Chinese pneumonia outbreak highlights potential for global pathogen spread
In a new report, researchers note that although it remains unclear whether human-to-human contact factors into this latest virus’s spread — in a recent tweet, the World Health Organization (WHO) noted “no clear evidence of human-to-human transmission” — major Asian hubs have become probable sites of exportation, should the epidemic continue its advance. The report was prepared by members of the University of Toronto Department of Medicine, Divisions of General Internal Medicine and Infectious Diseases at Toronto’s University Health Network, the Li Ka Shing Knowledge Institute at Toronto’s St. Michael’s Hospital, BlueDot, the University of Oxford’s Department of Zoology and the Centre for the Mathematical Modelling of Infectious Diseases at the London School of Hygiene & Tropical Medicine.
For their report, these researchers evaluated 2018 travel data generated by the International Air Transport Association, specifically in regards to the passenger volumes flowing from the international airport in Wuhan, China. Wuhan is where this outbreak is believed to have begun, following reports of a cluster of pneumonia cases there on Dec. 30, 2019. At the time, these cases’ causes remained unknown — and they still are.
“Public health agencies around the world are reminding frontline healthcare providers to be vigilant for potential imported cases, however, this may be complicated in the northern hemisphere by high levels of influenza-like illnesses at this time of year,” the authors wrote. “To our knowledge, no advisories against travel to Wuhan have been issued.”
The new report tracked trips originating in Wuhan, as well as indirect trips that originated in Wuhan but connected flights before their final destinations. It also factored in for countries that receive significant numbers of travelers from Wuhan, reporting Infectious Disease Vulnerability Index (IDVI) scores that showcase countries’ capacity to respond to outbreaks. Most countries that receive the largest volumes of Wuhan passengers, however, had fairly high scores on that index — meaning the illness is cropping up in countries with relatively strong public health and healthcare capacity.

→ **To do**:
1. In the article on the Chinese pneumonia outbreak, on what date was the cluster of pneumonia cases in Wuhan reported?
2. Restate the outbreak article starting with "The new report" and going on through "and healthcare capacity.", putting "journeys" wherever "trips" appears.

→ **Data shown**:
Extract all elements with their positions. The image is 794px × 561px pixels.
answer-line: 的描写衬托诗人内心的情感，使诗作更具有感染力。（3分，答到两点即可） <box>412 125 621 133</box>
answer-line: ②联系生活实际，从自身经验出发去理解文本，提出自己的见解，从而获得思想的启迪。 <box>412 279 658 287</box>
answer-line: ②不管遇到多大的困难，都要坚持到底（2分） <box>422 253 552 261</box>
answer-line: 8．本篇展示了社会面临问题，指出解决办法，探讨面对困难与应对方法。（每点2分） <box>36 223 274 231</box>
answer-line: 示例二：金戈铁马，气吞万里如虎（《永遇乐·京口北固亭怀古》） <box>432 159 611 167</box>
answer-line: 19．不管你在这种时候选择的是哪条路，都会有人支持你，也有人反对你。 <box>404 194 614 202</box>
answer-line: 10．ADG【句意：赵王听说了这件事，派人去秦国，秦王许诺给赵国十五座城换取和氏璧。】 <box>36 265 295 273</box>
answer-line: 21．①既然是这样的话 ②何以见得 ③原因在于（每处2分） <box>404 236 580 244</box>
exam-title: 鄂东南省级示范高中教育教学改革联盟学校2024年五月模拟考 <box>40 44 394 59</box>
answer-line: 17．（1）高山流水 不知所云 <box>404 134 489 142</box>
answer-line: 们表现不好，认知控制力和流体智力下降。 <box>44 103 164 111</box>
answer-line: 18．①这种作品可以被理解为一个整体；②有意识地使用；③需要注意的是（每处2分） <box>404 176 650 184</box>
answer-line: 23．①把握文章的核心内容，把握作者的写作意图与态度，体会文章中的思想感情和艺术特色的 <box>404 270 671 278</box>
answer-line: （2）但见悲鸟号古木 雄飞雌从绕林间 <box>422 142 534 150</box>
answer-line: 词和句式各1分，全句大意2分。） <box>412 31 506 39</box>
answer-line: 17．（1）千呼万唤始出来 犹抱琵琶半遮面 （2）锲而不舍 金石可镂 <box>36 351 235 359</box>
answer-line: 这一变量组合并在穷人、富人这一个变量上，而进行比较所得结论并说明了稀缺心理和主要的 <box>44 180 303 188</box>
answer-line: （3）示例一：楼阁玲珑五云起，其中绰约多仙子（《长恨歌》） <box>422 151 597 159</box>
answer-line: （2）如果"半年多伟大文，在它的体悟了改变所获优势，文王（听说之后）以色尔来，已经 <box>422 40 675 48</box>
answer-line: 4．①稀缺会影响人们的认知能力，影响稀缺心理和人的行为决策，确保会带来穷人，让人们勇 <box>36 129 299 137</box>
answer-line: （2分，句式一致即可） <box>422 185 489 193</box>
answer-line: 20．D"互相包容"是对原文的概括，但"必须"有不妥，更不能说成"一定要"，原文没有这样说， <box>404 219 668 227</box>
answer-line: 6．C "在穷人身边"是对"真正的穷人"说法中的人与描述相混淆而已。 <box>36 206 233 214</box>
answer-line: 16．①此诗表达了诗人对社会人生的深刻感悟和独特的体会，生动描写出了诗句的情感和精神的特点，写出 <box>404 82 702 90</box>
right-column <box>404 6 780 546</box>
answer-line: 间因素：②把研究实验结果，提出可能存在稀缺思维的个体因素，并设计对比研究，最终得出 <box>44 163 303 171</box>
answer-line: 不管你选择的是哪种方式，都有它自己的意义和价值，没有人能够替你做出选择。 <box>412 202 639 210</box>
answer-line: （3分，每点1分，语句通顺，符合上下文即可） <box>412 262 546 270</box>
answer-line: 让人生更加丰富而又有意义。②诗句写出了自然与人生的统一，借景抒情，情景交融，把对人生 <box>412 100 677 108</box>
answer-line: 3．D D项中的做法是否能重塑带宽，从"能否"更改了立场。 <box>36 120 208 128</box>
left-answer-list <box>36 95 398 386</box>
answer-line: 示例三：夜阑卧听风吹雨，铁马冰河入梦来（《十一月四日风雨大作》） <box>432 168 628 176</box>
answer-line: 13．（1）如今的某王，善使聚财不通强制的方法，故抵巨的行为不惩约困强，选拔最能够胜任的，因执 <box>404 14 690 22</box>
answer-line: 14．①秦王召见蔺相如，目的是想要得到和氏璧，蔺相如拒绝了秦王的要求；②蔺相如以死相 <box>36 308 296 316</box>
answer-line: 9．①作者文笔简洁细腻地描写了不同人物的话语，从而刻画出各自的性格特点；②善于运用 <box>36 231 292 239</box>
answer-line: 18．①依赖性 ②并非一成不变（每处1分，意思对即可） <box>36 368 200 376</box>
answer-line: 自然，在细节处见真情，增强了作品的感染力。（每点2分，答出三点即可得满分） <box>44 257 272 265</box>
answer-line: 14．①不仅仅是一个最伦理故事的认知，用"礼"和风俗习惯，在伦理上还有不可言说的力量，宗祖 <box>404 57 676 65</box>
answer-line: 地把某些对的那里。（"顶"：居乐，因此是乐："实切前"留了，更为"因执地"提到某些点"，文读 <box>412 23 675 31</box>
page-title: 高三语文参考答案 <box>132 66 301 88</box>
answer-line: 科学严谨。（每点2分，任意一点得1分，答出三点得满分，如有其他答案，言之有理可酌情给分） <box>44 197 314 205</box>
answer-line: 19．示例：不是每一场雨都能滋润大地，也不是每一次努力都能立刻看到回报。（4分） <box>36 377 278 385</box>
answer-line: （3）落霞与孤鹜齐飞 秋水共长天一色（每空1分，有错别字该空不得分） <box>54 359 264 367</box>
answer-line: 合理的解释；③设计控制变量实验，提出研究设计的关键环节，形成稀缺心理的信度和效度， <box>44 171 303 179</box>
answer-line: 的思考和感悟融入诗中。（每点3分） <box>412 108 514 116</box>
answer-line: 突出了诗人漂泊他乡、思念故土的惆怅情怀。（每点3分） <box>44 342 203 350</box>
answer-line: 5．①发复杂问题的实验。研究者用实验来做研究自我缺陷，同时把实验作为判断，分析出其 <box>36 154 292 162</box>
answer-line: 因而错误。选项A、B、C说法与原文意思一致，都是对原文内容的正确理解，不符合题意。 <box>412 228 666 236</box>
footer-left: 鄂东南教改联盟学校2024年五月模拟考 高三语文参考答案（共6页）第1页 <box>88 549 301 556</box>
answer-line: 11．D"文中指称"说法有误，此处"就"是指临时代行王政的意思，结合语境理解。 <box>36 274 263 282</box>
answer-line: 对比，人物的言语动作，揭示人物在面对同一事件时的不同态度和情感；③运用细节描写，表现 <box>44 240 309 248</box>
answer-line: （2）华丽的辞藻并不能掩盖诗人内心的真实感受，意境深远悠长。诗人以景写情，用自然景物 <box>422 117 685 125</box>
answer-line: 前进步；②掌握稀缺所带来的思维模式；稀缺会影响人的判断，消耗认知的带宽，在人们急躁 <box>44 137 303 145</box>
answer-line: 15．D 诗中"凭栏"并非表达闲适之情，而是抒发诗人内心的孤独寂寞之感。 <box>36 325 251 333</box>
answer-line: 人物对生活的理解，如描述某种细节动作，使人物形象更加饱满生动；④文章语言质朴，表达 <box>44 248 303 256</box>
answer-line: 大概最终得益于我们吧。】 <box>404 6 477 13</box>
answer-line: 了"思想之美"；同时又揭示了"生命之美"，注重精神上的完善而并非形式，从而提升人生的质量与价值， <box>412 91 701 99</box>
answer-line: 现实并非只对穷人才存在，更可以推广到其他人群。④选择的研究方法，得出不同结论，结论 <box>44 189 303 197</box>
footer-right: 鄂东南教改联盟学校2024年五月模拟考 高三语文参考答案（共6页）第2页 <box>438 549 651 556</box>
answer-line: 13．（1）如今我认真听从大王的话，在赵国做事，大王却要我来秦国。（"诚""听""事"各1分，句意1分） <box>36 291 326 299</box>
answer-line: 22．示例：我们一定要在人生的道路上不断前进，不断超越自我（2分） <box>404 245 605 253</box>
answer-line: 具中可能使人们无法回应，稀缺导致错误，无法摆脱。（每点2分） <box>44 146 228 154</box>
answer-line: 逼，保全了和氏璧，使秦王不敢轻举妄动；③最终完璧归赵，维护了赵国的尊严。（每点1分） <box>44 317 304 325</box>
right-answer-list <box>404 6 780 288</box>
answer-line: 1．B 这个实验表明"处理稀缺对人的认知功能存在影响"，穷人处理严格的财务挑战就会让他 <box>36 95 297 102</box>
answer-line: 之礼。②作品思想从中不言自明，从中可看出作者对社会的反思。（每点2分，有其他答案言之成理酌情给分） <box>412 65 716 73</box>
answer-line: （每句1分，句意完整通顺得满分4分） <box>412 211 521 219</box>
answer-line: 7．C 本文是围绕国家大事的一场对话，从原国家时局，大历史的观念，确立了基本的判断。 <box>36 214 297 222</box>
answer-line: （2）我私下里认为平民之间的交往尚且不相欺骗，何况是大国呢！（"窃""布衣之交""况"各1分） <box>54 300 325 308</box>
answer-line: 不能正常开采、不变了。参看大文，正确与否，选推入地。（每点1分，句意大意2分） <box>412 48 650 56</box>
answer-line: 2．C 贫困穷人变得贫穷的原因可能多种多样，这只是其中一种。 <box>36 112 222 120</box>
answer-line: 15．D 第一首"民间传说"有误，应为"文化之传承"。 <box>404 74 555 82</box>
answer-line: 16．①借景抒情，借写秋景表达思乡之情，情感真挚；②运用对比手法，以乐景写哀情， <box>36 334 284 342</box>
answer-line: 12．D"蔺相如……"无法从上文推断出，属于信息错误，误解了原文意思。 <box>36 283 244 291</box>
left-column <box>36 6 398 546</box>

→ **Solutions to each task**:
1. Dec. 30, 2019

2.
The new report tracked journeys originating in Wuhan, as well as indirect journeys that originated in Wuhan but connected flights before their final destinations. It also factored in for countries that receive significant numbers of travelers from Wuhan, reporting Infectious Disease Vulnerability Index (IDVI) scores that showcase countries’ capacity to respond to outbreaks. Most countries that receive the largest volumes of Wuhan passengers, however, had fairly high scores on that index — meaning the illness is cropping up in countries with relatively strong public health and healthcare capacity.